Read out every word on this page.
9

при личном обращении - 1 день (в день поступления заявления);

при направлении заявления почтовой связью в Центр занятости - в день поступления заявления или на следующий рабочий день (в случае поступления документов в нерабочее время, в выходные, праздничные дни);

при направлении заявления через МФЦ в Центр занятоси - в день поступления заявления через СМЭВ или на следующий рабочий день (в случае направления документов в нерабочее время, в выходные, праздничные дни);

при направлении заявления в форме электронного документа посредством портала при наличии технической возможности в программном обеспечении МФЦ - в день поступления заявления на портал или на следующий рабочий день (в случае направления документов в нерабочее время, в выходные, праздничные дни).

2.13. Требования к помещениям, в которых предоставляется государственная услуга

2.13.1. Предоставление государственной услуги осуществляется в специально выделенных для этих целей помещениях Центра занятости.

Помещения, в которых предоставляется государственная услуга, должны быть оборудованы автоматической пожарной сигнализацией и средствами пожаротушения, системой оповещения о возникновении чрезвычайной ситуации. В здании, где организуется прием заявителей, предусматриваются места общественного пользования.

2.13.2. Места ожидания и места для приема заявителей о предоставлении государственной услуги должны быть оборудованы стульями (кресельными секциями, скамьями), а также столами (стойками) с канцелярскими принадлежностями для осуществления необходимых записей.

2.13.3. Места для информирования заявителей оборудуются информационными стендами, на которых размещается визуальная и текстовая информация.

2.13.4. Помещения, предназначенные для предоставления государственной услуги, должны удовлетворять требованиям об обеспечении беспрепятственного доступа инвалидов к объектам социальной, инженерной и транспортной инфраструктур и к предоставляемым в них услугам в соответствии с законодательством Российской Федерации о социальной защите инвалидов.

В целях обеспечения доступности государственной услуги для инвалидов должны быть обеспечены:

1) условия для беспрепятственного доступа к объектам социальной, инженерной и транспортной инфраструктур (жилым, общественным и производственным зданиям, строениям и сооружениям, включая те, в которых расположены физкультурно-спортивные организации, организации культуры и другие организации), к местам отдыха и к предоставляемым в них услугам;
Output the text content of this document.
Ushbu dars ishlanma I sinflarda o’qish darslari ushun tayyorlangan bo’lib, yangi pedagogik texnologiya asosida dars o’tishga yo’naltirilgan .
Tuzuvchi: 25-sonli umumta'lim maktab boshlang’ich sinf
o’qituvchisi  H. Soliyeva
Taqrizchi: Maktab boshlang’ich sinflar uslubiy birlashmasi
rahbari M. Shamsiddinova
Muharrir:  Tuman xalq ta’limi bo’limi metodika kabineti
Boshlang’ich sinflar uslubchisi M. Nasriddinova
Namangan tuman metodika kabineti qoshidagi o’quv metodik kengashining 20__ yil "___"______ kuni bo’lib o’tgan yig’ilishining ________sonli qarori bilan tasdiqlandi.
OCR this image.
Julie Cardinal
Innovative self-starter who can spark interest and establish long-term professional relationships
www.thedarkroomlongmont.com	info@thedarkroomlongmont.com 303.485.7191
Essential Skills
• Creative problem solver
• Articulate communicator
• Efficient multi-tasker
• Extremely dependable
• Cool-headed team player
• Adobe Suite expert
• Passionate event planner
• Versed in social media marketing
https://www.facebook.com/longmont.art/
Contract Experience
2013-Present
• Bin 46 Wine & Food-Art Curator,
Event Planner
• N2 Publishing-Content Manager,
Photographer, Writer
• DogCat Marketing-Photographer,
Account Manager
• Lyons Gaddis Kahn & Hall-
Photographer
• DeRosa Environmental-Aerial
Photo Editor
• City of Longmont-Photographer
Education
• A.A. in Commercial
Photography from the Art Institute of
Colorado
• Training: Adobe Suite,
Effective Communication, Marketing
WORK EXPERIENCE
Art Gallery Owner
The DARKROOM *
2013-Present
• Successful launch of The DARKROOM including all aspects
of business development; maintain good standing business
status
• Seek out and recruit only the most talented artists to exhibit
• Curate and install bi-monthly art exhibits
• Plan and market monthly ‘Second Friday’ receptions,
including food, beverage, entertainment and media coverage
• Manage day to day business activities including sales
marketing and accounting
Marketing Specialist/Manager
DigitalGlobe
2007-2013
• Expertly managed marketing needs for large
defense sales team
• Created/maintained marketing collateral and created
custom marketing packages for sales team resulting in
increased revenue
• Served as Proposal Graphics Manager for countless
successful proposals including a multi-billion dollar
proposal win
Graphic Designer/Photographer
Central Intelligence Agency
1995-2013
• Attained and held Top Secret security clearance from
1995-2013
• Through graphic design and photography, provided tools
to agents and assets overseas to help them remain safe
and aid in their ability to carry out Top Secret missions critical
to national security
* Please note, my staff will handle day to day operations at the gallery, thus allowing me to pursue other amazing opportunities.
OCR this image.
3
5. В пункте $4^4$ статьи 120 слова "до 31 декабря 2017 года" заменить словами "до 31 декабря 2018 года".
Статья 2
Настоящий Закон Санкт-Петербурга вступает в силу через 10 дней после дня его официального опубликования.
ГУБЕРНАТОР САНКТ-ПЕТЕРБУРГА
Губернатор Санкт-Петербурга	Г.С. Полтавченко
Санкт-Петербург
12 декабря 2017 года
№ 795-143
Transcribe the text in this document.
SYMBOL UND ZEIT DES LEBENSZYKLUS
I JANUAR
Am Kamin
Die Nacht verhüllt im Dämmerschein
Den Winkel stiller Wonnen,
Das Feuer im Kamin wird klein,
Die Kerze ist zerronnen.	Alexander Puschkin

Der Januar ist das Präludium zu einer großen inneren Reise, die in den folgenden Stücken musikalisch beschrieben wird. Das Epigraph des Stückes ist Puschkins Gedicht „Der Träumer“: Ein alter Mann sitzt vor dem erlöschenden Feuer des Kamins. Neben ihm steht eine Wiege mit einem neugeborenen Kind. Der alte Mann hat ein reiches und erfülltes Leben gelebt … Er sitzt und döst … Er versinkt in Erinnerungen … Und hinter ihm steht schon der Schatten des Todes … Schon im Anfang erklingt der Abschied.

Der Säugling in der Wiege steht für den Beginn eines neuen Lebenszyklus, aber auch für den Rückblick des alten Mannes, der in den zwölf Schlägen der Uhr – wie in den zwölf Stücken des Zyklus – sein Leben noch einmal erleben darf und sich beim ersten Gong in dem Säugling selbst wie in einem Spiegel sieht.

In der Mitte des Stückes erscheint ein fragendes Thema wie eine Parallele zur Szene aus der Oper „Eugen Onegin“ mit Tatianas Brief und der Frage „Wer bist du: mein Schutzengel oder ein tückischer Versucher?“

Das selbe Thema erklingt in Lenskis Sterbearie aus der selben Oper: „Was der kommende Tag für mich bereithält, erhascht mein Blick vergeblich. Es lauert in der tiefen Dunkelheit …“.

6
--------------------------------------------------
WHAT THE TASK ASKS:
Say, as a bare number, how many lines in the entries above include the string "monthly".

TASK OUTPUT:
2